> [GIVEN RECORDS]
•••

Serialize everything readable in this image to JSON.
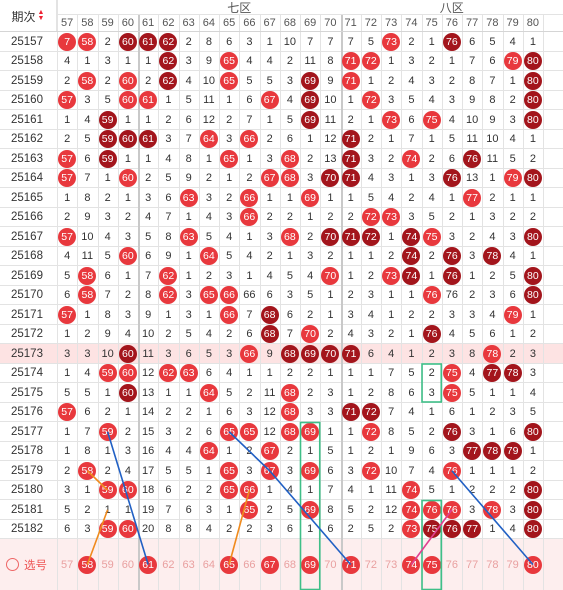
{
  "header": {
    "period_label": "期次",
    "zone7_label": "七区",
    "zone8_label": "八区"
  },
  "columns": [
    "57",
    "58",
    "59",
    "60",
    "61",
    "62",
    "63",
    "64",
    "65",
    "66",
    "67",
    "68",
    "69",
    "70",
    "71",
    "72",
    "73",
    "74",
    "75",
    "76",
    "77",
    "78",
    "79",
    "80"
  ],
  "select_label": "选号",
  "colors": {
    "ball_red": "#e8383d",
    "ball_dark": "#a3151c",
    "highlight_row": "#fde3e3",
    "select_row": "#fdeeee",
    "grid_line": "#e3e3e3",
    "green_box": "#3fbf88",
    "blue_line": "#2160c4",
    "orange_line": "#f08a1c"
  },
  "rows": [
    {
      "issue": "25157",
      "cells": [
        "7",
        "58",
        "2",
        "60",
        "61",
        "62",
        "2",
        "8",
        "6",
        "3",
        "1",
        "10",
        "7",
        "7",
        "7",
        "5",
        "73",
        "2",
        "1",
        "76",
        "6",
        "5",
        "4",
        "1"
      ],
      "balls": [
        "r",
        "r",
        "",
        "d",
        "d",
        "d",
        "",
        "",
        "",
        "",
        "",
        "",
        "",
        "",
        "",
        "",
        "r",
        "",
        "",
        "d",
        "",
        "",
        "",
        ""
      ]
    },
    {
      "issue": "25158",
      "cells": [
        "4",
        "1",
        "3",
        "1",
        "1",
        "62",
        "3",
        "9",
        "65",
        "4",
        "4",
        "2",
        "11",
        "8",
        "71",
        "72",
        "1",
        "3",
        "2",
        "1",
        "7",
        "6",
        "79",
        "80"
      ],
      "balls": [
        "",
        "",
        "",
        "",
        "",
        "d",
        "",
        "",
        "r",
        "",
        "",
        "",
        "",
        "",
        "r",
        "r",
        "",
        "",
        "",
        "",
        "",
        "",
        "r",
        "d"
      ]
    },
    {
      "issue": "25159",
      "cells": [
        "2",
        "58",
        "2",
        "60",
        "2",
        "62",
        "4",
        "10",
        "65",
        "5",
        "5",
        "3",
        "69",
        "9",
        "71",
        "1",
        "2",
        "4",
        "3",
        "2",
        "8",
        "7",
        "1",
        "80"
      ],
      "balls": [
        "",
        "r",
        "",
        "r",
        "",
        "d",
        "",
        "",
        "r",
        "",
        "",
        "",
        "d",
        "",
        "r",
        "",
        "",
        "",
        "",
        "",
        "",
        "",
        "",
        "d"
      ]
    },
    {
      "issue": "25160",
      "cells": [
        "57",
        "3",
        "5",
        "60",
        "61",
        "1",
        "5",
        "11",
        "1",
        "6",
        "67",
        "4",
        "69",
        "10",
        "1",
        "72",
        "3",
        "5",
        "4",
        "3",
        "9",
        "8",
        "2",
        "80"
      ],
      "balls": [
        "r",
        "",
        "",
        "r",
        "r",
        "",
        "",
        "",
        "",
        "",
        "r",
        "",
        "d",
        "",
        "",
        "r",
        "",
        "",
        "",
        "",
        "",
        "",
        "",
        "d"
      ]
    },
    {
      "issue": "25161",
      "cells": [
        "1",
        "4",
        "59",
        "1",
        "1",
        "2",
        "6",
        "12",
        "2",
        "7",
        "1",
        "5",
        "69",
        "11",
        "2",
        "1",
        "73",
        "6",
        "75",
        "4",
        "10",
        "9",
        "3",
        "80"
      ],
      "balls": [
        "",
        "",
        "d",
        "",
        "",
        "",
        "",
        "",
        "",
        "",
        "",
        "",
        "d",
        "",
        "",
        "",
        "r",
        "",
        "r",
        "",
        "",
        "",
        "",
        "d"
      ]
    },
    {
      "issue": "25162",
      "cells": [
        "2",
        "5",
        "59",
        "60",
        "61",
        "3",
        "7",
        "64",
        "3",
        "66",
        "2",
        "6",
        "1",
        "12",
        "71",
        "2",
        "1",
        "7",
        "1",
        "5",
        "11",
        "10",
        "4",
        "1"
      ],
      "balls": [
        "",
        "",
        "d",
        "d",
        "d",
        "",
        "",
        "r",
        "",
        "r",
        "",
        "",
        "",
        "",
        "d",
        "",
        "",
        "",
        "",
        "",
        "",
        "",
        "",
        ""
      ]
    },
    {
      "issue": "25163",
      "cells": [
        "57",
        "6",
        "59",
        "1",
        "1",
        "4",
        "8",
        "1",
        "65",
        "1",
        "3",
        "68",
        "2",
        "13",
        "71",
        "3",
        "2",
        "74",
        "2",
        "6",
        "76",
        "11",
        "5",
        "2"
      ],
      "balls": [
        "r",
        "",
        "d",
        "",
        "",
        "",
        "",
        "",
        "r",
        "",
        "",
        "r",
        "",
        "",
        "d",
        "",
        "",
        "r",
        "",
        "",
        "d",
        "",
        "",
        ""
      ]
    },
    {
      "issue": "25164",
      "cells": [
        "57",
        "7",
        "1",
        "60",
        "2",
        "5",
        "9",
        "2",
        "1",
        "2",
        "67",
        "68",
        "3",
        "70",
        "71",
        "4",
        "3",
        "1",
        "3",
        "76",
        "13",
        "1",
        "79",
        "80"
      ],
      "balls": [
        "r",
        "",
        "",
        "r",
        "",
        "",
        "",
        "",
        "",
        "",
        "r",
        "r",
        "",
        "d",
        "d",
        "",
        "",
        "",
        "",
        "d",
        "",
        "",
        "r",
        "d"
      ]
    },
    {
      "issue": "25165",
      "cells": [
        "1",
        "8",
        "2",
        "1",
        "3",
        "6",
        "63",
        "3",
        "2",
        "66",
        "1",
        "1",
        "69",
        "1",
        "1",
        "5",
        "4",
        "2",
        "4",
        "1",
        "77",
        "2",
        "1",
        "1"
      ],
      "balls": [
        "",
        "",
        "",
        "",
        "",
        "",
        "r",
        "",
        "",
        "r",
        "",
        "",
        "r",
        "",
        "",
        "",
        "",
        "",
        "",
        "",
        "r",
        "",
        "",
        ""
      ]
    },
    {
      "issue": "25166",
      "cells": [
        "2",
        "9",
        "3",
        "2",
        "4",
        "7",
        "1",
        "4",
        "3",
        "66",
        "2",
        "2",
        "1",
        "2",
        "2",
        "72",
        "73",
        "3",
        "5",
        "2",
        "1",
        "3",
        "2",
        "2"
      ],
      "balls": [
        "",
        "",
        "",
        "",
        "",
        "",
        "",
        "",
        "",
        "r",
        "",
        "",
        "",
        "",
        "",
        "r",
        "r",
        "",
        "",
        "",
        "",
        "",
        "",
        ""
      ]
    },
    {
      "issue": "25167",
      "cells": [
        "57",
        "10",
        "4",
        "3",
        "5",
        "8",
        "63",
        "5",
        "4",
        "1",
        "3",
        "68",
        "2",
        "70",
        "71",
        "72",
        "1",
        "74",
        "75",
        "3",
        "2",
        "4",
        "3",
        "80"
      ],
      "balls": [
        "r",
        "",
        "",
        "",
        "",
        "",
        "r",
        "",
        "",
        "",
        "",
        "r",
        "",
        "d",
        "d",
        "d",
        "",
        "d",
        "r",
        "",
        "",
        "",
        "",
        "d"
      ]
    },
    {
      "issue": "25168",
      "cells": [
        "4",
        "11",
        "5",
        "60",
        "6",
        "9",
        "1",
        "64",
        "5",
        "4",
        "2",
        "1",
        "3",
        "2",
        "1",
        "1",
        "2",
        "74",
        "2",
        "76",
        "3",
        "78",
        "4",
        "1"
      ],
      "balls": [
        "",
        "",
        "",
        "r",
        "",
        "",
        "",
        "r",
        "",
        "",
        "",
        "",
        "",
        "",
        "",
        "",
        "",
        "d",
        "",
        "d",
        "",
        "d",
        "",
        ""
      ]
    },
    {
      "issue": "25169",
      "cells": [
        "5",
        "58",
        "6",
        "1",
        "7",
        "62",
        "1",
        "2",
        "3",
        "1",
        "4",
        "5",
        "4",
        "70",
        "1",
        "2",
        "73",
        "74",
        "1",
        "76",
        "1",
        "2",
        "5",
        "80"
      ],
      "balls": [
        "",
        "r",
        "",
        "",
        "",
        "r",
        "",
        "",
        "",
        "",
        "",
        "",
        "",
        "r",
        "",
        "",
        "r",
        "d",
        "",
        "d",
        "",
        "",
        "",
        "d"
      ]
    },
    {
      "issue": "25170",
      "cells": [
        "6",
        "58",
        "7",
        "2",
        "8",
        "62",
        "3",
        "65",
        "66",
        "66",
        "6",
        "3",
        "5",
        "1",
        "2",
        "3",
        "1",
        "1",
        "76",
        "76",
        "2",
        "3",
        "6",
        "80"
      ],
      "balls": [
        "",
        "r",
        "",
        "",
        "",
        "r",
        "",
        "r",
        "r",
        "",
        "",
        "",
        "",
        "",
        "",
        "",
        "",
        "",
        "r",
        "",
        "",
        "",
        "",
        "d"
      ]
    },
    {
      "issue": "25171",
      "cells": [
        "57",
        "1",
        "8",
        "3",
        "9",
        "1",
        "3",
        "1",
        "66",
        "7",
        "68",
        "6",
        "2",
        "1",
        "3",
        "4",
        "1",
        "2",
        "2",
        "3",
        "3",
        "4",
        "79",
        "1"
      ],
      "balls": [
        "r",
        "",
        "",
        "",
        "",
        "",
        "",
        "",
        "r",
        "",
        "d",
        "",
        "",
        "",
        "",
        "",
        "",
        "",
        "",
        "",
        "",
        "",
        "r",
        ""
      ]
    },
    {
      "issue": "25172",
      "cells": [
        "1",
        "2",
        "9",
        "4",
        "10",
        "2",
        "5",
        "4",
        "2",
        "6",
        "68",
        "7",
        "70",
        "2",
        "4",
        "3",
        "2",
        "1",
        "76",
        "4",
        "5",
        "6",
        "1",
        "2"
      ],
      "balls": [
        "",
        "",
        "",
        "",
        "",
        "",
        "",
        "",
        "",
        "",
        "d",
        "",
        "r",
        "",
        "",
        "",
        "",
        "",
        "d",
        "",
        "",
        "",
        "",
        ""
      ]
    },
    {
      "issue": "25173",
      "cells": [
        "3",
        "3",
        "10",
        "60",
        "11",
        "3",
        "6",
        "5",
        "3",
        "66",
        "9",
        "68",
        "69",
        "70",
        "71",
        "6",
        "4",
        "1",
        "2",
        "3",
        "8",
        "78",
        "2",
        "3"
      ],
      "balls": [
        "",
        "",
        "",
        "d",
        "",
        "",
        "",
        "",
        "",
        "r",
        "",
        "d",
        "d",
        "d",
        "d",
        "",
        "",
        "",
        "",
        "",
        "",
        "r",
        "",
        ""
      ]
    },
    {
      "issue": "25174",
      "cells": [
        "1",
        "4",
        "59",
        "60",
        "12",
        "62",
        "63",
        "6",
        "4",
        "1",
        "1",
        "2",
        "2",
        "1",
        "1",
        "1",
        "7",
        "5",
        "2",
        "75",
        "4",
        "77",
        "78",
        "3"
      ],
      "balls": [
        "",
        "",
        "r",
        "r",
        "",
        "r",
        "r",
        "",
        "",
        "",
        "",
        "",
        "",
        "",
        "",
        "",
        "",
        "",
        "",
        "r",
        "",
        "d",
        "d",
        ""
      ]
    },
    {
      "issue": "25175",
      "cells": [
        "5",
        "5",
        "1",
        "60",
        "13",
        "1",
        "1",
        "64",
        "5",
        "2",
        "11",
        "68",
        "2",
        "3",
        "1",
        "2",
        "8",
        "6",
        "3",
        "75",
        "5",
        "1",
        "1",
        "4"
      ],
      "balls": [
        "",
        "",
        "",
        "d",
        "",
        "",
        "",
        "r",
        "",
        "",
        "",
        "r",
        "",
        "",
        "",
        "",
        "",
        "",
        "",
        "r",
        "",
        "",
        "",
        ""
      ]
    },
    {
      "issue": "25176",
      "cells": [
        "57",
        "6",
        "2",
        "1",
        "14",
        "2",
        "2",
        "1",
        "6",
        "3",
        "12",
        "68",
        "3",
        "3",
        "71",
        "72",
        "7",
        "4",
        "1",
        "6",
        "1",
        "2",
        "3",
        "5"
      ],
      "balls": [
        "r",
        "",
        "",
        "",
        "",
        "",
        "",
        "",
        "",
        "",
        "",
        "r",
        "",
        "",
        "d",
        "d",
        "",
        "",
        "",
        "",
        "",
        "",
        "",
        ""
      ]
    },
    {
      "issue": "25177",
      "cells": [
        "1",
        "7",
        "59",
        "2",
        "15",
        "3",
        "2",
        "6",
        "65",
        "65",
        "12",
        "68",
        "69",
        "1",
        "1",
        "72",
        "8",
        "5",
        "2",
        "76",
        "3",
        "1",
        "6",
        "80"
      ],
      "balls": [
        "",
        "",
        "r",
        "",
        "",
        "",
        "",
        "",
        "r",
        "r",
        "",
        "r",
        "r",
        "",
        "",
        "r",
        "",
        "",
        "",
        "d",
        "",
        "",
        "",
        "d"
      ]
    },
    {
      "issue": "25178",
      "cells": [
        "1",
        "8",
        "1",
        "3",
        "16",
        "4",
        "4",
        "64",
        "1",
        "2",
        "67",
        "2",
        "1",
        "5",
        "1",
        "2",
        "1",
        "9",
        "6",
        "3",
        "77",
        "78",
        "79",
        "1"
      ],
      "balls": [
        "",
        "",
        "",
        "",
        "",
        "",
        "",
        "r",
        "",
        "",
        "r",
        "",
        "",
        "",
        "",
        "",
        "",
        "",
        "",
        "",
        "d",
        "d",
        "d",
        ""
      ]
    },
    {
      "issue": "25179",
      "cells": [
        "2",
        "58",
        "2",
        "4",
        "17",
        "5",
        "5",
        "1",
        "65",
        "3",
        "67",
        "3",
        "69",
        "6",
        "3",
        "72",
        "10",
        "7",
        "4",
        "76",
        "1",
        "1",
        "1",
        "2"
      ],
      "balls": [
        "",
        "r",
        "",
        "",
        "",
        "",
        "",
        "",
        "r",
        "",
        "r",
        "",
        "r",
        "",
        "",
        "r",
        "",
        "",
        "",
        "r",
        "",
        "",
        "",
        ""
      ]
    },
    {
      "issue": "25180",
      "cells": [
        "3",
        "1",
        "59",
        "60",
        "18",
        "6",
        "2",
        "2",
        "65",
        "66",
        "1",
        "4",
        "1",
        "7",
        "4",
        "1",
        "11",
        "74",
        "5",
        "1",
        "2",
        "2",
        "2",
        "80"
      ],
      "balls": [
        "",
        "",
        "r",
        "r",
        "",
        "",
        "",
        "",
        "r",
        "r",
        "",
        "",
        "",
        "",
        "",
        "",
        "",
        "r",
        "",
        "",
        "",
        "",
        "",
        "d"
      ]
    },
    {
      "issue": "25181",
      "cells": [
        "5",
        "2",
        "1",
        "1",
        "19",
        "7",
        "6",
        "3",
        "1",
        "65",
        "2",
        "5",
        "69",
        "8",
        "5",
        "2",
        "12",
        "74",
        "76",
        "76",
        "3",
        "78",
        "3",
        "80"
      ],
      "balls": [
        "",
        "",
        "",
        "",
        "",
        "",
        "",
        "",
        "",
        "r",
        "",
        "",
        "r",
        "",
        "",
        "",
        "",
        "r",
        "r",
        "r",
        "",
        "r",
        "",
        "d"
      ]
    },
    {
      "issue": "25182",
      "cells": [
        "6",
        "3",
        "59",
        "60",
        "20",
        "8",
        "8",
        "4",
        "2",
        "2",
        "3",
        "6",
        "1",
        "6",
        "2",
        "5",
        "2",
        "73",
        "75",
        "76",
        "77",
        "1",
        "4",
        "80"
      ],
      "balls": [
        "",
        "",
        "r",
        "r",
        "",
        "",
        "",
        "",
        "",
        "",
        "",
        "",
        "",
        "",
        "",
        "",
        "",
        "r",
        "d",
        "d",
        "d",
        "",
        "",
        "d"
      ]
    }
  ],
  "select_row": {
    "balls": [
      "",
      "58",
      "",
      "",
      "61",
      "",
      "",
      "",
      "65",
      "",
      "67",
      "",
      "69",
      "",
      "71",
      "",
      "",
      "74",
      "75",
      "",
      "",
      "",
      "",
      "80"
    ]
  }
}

•••

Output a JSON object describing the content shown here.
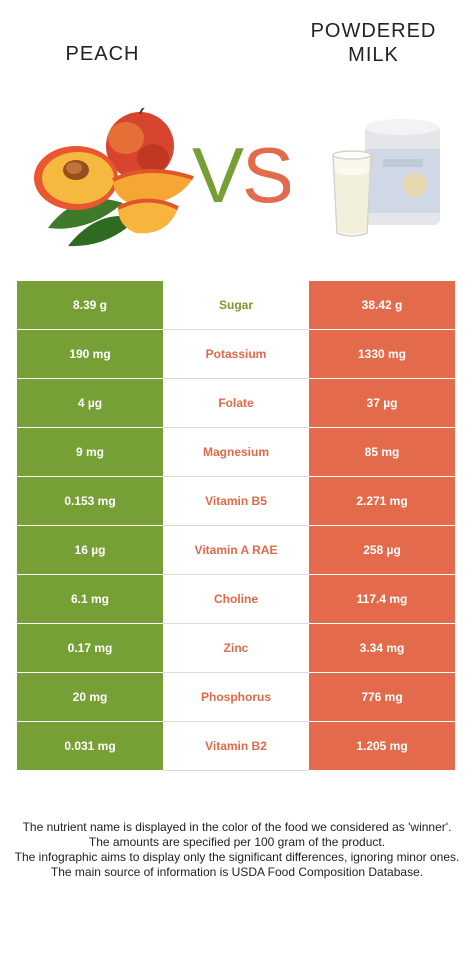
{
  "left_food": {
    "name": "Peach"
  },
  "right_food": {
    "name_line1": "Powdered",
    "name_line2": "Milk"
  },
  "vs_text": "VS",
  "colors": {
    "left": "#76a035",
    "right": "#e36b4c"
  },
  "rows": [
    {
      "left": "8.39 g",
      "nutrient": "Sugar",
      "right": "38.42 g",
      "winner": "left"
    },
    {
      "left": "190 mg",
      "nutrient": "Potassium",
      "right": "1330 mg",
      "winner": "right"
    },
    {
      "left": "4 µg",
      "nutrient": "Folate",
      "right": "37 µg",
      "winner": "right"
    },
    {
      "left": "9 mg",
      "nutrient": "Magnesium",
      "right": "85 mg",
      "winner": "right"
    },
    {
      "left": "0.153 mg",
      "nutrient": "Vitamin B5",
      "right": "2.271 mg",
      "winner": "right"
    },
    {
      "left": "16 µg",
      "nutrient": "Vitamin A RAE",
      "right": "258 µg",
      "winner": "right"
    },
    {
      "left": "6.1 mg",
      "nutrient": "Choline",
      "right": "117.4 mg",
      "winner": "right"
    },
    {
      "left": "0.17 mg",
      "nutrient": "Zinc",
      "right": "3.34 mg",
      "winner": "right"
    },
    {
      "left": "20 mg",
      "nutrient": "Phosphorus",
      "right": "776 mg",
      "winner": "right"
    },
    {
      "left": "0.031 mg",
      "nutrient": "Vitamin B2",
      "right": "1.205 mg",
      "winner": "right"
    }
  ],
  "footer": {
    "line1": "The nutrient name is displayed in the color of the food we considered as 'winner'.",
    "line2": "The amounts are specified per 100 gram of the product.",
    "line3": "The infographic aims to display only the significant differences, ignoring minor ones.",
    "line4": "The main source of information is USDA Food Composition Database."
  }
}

•••

> [WORK TO DO] Identify each line in the records above that contains the word "JSON", and copy it out in full.

> [COMPLETE ANSWER]
Serialize everything readable in this image to JSON.
Output a JSON object describing the content shown here.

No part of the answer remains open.